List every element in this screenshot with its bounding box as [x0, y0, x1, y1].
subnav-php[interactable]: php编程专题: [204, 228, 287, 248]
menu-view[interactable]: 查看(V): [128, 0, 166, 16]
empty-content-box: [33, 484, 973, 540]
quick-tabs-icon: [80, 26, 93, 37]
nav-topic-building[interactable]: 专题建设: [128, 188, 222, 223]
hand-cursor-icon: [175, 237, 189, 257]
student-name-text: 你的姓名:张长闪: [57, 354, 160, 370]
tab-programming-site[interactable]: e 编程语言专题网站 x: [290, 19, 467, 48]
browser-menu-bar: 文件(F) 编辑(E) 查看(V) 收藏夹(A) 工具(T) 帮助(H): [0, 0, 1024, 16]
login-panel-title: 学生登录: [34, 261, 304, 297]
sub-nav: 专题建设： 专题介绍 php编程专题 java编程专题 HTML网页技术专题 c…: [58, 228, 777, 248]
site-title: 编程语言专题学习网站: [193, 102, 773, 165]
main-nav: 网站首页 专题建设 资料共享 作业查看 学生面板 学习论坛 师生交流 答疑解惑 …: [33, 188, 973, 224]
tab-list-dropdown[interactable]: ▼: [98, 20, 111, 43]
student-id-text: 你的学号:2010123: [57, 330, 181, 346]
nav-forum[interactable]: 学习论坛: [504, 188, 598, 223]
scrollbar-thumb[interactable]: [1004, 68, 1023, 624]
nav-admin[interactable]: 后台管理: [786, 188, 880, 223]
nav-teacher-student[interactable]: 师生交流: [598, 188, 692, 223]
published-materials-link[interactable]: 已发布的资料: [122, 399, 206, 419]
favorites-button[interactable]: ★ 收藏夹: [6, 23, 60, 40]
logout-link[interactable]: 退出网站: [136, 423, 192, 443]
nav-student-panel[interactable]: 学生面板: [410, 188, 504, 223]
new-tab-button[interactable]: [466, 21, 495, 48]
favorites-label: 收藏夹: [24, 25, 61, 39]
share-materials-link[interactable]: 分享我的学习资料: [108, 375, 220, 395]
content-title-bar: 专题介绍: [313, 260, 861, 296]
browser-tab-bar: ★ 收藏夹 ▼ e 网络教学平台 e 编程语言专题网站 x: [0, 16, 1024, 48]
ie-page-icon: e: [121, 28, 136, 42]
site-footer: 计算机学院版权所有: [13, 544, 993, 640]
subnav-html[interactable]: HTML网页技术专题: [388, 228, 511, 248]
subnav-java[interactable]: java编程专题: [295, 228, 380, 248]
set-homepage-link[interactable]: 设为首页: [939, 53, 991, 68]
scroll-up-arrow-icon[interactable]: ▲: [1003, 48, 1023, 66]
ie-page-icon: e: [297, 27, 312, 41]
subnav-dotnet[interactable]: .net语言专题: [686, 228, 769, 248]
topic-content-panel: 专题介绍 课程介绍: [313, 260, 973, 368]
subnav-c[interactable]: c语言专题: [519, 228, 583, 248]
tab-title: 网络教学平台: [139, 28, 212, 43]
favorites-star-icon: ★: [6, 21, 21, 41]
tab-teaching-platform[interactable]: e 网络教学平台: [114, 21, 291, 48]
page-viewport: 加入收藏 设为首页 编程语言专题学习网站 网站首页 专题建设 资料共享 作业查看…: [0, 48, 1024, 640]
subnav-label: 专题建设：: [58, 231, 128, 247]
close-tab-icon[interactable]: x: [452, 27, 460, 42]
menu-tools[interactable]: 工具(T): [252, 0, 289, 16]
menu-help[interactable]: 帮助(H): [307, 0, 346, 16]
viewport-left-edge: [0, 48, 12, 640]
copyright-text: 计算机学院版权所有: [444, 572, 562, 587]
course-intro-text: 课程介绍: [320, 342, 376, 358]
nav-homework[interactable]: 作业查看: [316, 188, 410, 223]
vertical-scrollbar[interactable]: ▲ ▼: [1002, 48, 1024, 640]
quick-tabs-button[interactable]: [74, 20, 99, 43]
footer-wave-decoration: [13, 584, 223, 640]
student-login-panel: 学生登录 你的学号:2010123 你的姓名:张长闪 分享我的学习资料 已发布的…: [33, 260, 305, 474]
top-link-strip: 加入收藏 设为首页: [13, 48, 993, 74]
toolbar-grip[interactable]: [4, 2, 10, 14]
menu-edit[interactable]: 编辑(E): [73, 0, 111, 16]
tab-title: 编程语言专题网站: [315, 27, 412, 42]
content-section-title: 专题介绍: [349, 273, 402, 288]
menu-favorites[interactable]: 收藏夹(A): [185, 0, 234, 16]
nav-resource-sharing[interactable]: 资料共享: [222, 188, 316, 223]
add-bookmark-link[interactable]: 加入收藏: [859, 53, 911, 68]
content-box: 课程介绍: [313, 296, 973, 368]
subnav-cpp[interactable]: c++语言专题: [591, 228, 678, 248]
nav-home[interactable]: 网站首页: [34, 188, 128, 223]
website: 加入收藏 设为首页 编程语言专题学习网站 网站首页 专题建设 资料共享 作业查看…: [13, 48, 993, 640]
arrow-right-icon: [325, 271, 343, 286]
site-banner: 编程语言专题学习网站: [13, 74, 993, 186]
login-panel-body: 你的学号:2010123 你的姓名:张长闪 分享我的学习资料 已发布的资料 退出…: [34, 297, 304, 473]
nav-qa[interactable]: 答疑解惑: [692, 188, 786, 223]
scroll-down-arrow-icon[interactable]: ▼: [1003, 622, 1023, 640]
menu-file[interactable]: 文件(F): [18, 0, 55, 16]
..............................
Stated goal: Extract every line of the records above and reproduce each one verbatim, in its original order.

Solution to this exercise:
List every element in this screenshot with its bounding box as [x0, y0, x1, y1].
subnav-php[interactable]: php编程专题: [204, 228, 287, 248]
menu-view[interactable]: 查看(V): [128, 0, 166, 16]
empty-content-box: [33, 484, 973, 540]
quick-tabs-icon: [80, 26, 93, 37]
nav-topic-building[interactable]: 专题建设: [128, 188, 222, 223]
hand-cursor-icon: [175, 237, 189, 257]
student-name-text: 你的姓名:张长闪: [57, 354, 160, 370]
tab-programming-site[interactable]: e 编程语言专题网站 x: [290, 19, 467, 48]
browser-menu-bar: 文件(F) 编辑(E) 查看(V) 收藏夹(A) 工具(T) 帮助(H): [0, 0, 1024, 16]
login-panel-title: 学生登录: [34, 261, 304, 297]
sub-nav: 专题建设： 专题介绍 php编程专题 java编程专题 HTML网页技术专题 c…: [58, 228, 777, 248]
site-title: 编程语言专题学习网站: [193, 102, 773, 165]
main-nav: 网站首页 专题建设 资料共享 作业查看 学生面板 学习论坛 师生交流 答疑解惑 …: [33, 188, 973, 224]
tab-list-dropdown[interactable]: ▼: [98, 20, 111, 43]
student-id-text: 你的学号:2010123: [57, 330, 181, 346]
nav-forum[interactable]: 学习论坛: [504, 188, 598, 223]
scrollbar-thumb[interactable]: [1004, 68, 1023, 624]
nav-admin[interactable]: 后台管理: [786, 188, 880, 223]
nav-teacher-student[interactable]: 师生交流: [598, 188, 692, 223]
published-materials-link[interactable]: 已发布的资料: [122, 399, 206, 419]
favorites-button[interactable]: ★ 收藏夹: [6, 23, 60, 40]
logout-link[interactable]: 退出网站: [136, 423, 192, 443]
nav-student-panel[interactable]: 学生面板: [410, 188, 504, 223]
new-tab-button[interactable]: [466, 21, 495, 48]
favorites-label: 收藏夹: [24, 25, 61, 39]
share-materials-link[interactable]: 分享我的学习资料: [108, 375, 220, 395]
content-title-bar: 专题介绍: [313, 260, 861, 296]
browser-tab-bar: ★ 收藏夹 ▼ e 网络教学平台 e 编程语言专题网站 x: [0, 16, 1024, 48]
ie-page-icon: e: [121, 28, 136, 42]
site-footer: 计算机学院版权所有: [13, 544, 993, 640]
subnav-html[interactable]: HTML网页技术专题: [388, 228, 511, 248]
subnav-java[interactable]: java编程专题: [295, 228, 380, 248]
set-homepage-link[interactable]: 设为首页: [939, 53, 991, 68]
scroll-up-arrow-icon[interactable]: ▲: [1003, 48, 1023, 66]
ie-page-icon: e: [297, 27, 312, 41]
subnav-dotnet[interactable]: .net语言专题: [686, 228, 769, 248]
topic-content-panel: 专题介绍 课程介绍: [313, 260, 973, 368]
subnav-c[interactable]: c语言专题: [519, 228, 583, 248]
tab-title: 网络教学平台: [139, 28, 212, 43]
favorites-star-icon: ★: [6, 21, 21, 41]
tab-teaching-platform[interactable]: e 网络教学平台: [114, 21, 291, 48]
page-viewport: 加入收藏 设为首页 编程语言专题学习网站 网站首页 专题建设 资料共享 作业查看…: [0, 48, 1024, 640]
subnav-label: 专题建设：: [58, 231, 128, 247]
close-tab-icon[interactable]: x: [452, 27, 460, 42]
menu-tools[interactable]: 工具(T): [252, 0, 289, 16]
menu-help[interactable]: 帮助(H): [307, 0, 346, 16]
viewport-left-edge: [0, 48, 12, 640]
copyright-text: 计算机学院版权所有: [444, 572, 562, 587]
course-intro-text: 课程介绍: [320, 342, 376, 358]
nav-homework[interactable]: 作业查看: [316, 188, 410, 223]
vertical-scrollbar[interactable]: ▲ ▼: [1002, 48, 1024, 640]
quick-tabs-button[interactable]: [74, 20, 99, 43]
footer-wave-decoration: [13, 584, 223, 640]
student-login-panel: 学生登录 你的学号:2010123 你的姓名:张长闪 分享我的学习资料 已发布的…: [33, 260, 305, 474]
top-link-strip: 加入收藏 设为首页: [13, 48, 993, 74]
toolbar-grip[interactable]: [4, 2, 10, 14]
menu-edit[interactable]: 编辑(E): [73, 0, 111, 16]
tab-title: 编程语言专题网站: [315, 27, 412, 42]
content-section-title: 专题介绍: [349, 273, 402, 288]
menu-favorites[interactable]: 收藏夹(A): [185, 0, 234, 16]
nav-resource-sharing[interactable]: 资料共享: [222, 188, 316, 223]
add-bookmark-link[interactable]: 加入收藏: [859, 53, 911, 68]
content-box: 课程介绍: [313, 296, 973, 368]
subnav-cpp[interactable]: c++语言专题: [591, 228, 678, 248]
nav-home[interactable]: 网站首页: [34, 188, 128, 223]
website: 加入收藏 设为首页 编程语言专题学习网站 网站首页 专题建设 资料共享 作业查看…: [13, 48, 993, 640]
arrow-right-icon: [325, 271, 343, 286]
site-banner: 编程语言专题学习网站: [13, 74, 993, 186]
login-panel-body: 你的学号:2010123 你的姓名:张长闪 分享我的学习资料 已发布的资料 退出…: [34, 297, 304, 473]
nav-qa[interactable]: 答疑解惑: [692, 188, 786, 223]
scroll-down-arrow-icon[interactable]: ▼: [1003, 622, 1023, 640]
menu-file[interactable]: 文件(F): [18, 0, 55, 16]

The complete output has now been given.